== Data listing ==
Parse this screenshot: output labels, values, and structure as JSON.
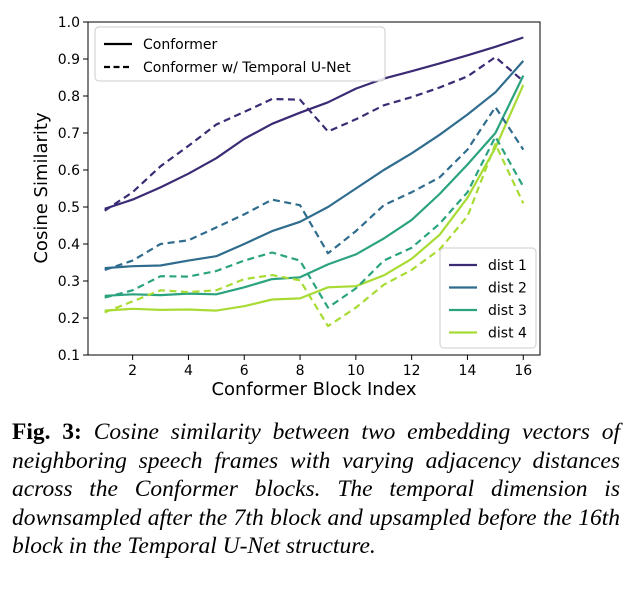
{
  "chart_data": {
    "type": "line",
    "xlabel": "Conformer Block Index",
    "ylabel": "Cosine Similarity",
    "xlim": [
      0.4,
      16.6
    ],
    "ylim": [
      0.1,
      1.0
    ],
    "xticks": [
      2,
      4,
      6,
      8,
      10,
      12,
      14,
      16
    ],
    "yticks": [
      0.1,
      0.2,
      0.3,
      0.4,
      0.5,
      0.6,
      0.7,
      0.8,
      0.9,
      1.0
    ],
    "grid": false,
    "legends": [
      {
        "position": "top-left",
        "entries": [
          {
            "label": "Conformer",
            "style": "solid"
          },
          {
            "label": "Conformer w/ Temporal U-Net",
            "style": "dashed"
          }
        ]
      },
      {
        "position": "bottom-right",
        "entries": [
          {
            "label": "dist 1",
            "color": "#3b2a74"
          },
          {
            "label": "dist 2",
            "color": "#2f6c8e"
          },
          {
            "label": "dist 3",
            "color": "#2ba37f"
          },
          {
            "label": "dist 4",
            "color": "#a8db34"
          }
        ]
      }
    ],
    "x": [
      1,
      2,
      3,
      4,
      5,
      6,
      7,
      8,
      9,
      10,
      11,
      12,
      13,
      14,
      15,
      16
    ],
    "series": [
      {
        "name": "dist 1",
        "style": "solid",
        "color": "#3b2a74",
        "values": [
          0.495,
          0.52,
          0.553,
          0.59,
          0.632,
          0.684,
          0.725,
          0.755,
          0.783,
          0.82,
          0.847,
          0.867,
          0.888,
          0.91,
          0.933,
          0.958
        ]
      },
      {
        "name": "dist 2",
        "style": "solid",
        "color": "#2f6c8e",
        "values": [
          0.335,
          0.34,
          0.342,
          0.355,
          0.367,
          0.4,
          0.435,
          0.46,
          0.5,
          0.55,
          0.6,
          0.645,
          0.695,
          0.75,
          0.81,
          0.895
        ]
      },
      {
        "name": "dist 3",
        "style": "solid",
        "color": "#2ba37f",
        "values": [
          0.26,
          0.264,
          0.262,
          0.266,
          0.264,
          0.283,
          0.305,
          0.31,
          0.345,
          0.372,
          0.415,
          0.465,
          0.535,
          0.615,
          0.7,
          0.855
        ]
      },
      {
        "name": "dist 4",
        "style": "solid",
        "color": "#a8db34",
        "values": [
          0.22,
          0.225,
          0.222,
          0.223,
          0.22,
          0.232,
          0.25,
          0.253,
          0.283,
          0.286,
          0.315,
          0.36,
          0.425,
          0.525,
          0.66,
          0.83
        ]
      },
      {
        "name": "dist 1",
        "style": "dashed",
        "color": "#3b2a74",
        "values": [
          0.49,
          0.54,
          0.61,
          0.665,
          0.723,
          0.757,
          0.792,
          0.79,
          0.704,
          0.737,
          0.775,
          0.797,
          0.823,
          0.853,
          0.905,
          0.84
        ]
      },
      {
        "name": "dist 2",
        "style": "dashed",
        "color": "#2f6c8e",
        "values": [
          0.33,
          0.355,
          0.4,
          0.41,
          0.445,
          0.48,
          0.52,
          0.505,
          0.375,
          0.435,
          0.505,
          0.54,
          0.58,
          0.655,
          0.77,
          0.655
        ]
      },
      {
        "name": "dist 3",
        "style": "dashed",
        "color": "#2ba37f",
        "values": [
          0.255,
          0.275,
          0.313,
          0.312,
          0.327,
          0.355,
          0.377,
          0.355,
          0.228,
          0.28,
          0.355,
          0.39,
          0.455,
          0.54,
          0.69,
          0.555
        ]
      },
      {
        "name": "dist 4",
        "style": "dashed",
        "color": "#a8db34",
        "values": [
          0.215,
          0.245,
          0.275,
          0.27,
          0.275,
          0.305,
          0.316,
          0.302,
          0.178,
          0.228,
          0.29,
          0.33,
          0.385,
          0.475,
          0.67,
          0.51
        ]
      }
    ]
  },
  "caption": {
    "label": "Fig. 3:",
    "text": "Cosine similarity between two embedding vectors of neighboring speech frames with varying adjacency distances across the Conformer blocks. The temporal dimension is downsampled after the 7th block and upsampled before the 16th block in the Temporal U-Net structure."
  }
}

== Exercise brief ==
Copy each line exactly, and leave the pictures out of your copy.

== Worked solution ==
Parse this screenshot: output labels, values, and structure as JSON.
{
  "chart_data": {
    "type": "line",
    "xlabel": "Conformer Block Index",
    "ylabel": "Cosine Similarity",
    "xlim": [
      0.4,
      16.6
    ],
    "ylim": [
      0.1,
      1.0
    ],
    "xticks": [
      2,
      4,
      6,
      8,
      10,
      12,
      14,
      16
    ],
    "yticks": [
      0.1,
      0.2,
      0.3,
      0.4,
      0.5,
      0.6,
      0.7,
      0.8,
      0.9,
      1.0
    ],
    "grid": false,
    "legends": [
      {
        "position": "top-left",
        "entries": [
          {
            "label": "Conformer",
            "style": "solid"
          },
          {
            "label": "Conformer w/ Temporal U-Net",
            "style": "dashed"
          }
        ]
      },
      {
        "position": "bottom-right",
        "entries": [
          {
            "label": "dist 1",
            "color": "#3b2a74"
          },
          {
            "label": "dist 2",
            "color": "#2f6c8e"
          },
          {
            "label": "dist 3",
            "color": "#2ba37f"
          },
          {
            "label": "dist 4",
            "color": "#a8db34"
          }
        ]
      }
    ],
    "x": [
      1,
      2,
      3,
      4,
      5,
      6,
      7,
      8,
      9,
      10,
      11,
      12,
      13,
      14,
      15,
      16
    ],
    "series": [
      {
        "name": "dist 1",
        "style": "solid",
        "color": "#3b2a74",
        "values": [
          0.495,
          0.52,
          0.553,
          0.59,
          0.632,
          0.684,
          0.725,
          0.755,
          0.783,
          0.82,
          0.847,
          0.867,
          0.888,
          0.91,
          0.933,
          0.958
        ]
      },
      {
        "name": "dist 2",
        "style": "solid",
        "color": "#2f6c8e",
        "values": [
          0.335,
          0.34,
          0.342,
          0.355,
          0.367,
          0.4,
          0.435,
          0.46,
          0.5,
          0.55,
          0.6,
          0.645,
          0.695,
          0.75,
          0.81,
          0.895
        ]
      },
      {
        "name": "dist 3",
        "style": "solid",
        "color": "#2ba37f",
        "values": [
          0.26,
          0.264,
          0.262,
          0.266,
          0.264,
          0.283,
          0.305,
          0.31,
          0.345,
          0.372,
          0.415,
          0.465,
          0.535,
          0.615,
          0.7,
          0.855
        ]
      },
      {
        "name": "dist 4",
        "style": "solid",
        "color": "#a8db34",
        "values": [
          0.22,
          0.225,
          0.222,
          0.223,
          0.22,
          0.232,
          0.25,
          0.253,
          0.283,
          0.286,
          0.315,
          0.36,
          0.425,
          0.525,
          0.66,
          0.83
        ]
      },
      {
        "name": "dist 1",
        "style": "dashed",
        "color": "#3b2a74",
        "values": [
          0.49,
          0.54,
          0.61,
          0.665,
          0.723,
          0.757,
          0.792,
          0.79,
          0.704,
          0.737,
          0.775,
          0.797,
          0.823,
          0.853,
          0.905,
          0.84
        ]
      },
      {
        "name": "dist 2",
        "style": "dashed",
        "color": "#2f6c8e",
        "values": [
          0.33,
          0.355,
          0.4,
          0.41,
          0.445,
          0.48,
          0.52,
          0.505,
          0.375,
          0.435,
          0.505,
          0.54,
          0.58,
          0.655,
          0.77,
          0.655
        ]
      },
      {
        "name": "dist 3",
        "style": "dashed",
        "color": "#2ba37f",
        "values": [
          0.255,
          0.275,
          0.313,
          0.312,
          0.327,
          0.355,
          0.377,
          0.355,
          0.228,
          0.28,
          0.355,
          0.39,
          0.455,
          0.54,
          0.69,
          0.555
        ]
      },
      {
        "name": "dist 4",
        "style": "dashed",
        "color": "#a8db34",
        "values": [
          0.215,
          0.245,
          0.275,
          0.27,
          0.275,
          0.305,
          0.316,
          0.302,
          0.178,
          0.228,
          0.29,
          0.33,
          0.385,
          0.475,
          0.67,
          0.51
        ]
      }
    ]
  },
  "caption": {
    "label": "Fig. 3:",
    "text": "Cosine similarity between two embedding vectors of neighboring speech frames with varying adjacency distances across the Conformer blocks. The temporal dimension is downsampled after the 7th block and upsampled before the 16th block in the Temporal U-Net structure."
  }
}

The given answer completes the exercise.